Stated task 1:
Reproduce, word for word, the stretch of the pixel art GAN project description from "pixel-model-trainer/" through "(punk000.png, punk001.png, ...)".
Stated task 2:
In the project structure of the pixel art GAN description, which directories sit directly under pixel-model-trainer/? List every one.
start Text block
Pixel

A PyTorch-based Generative Adversarial Network (GAN) for training and generating pixel art images.

Overview

This project implements a Deep Convolutional GAN (DCGAN) to generate pixel art images. It includes:

Training Pipeline: Train a GAN model on your custom image dataset
Image Generation: Generate new images using trained models
Interactive GUI: Tkinter-based interface for real-time generation
GGUF Support: Convert and use GGUF quantized models

Project Structure

pixel-model-trainer/
│
├── trainer.py                  # GAN training script
├── generator.py                # Image generation (GUI + CLI)
│
├── data/                       # Training data
│   ├── attributes.csv          # Dataset metadata
│   └── images/                 # Training images (punk000.png, punk001.png, ...)
│
├── models/                     # Trained model storage
│   └── generator_model.safetensors
│
├── generated/                  # Generated image outputs
│   ├── output.png              # Grid visualizations
│   └── individual/             # Individual generated images
│
├── gen_images/                 # Training progress images
│   ├── epoch_0.png
│   ├── epoch_1.png
│   └── ...
│
└── gguf/                       # GGUF format support
    └── generator.py            # GGUF model converter/generator

Directory Purpose

Directory	Purpose
`data/`	Input training images and metadata
`models/`	Saved trained models (.safetensors format)
end Text block
start Data provided
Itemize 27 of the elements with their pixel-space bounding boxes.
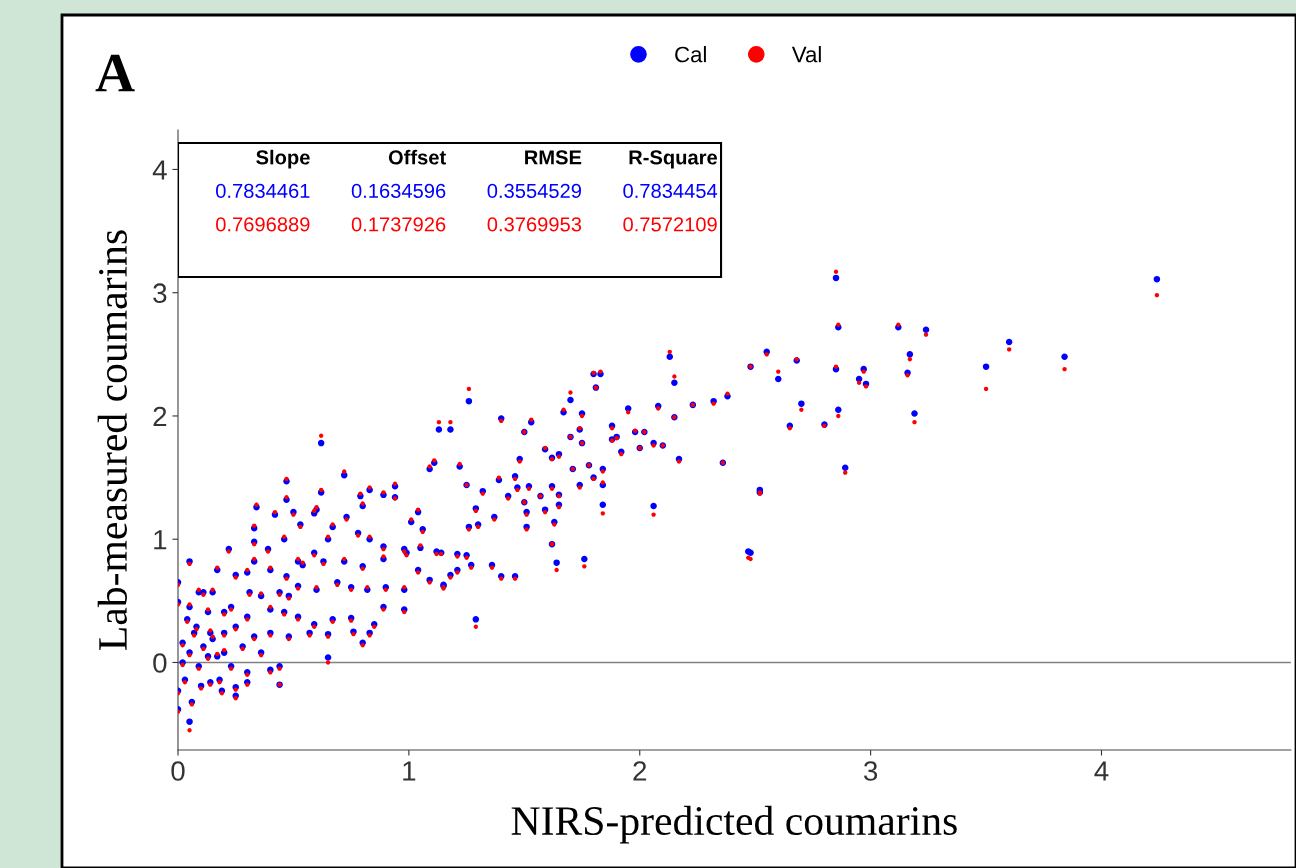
end Data provided
Result 1:
pixel-model-trainer/
│
├── trainer.py                  # GAN training script
├── generator.py                # Image generation (GUI + CLI)
│
├── data/                       # Training data
│   ├── attributes.csv          # Dataset metadata
│   └── images/                 # Training images (punk000.png, punk001.png, ...)

Result 2:
data/
models/
generated/
gen_images/
gguf/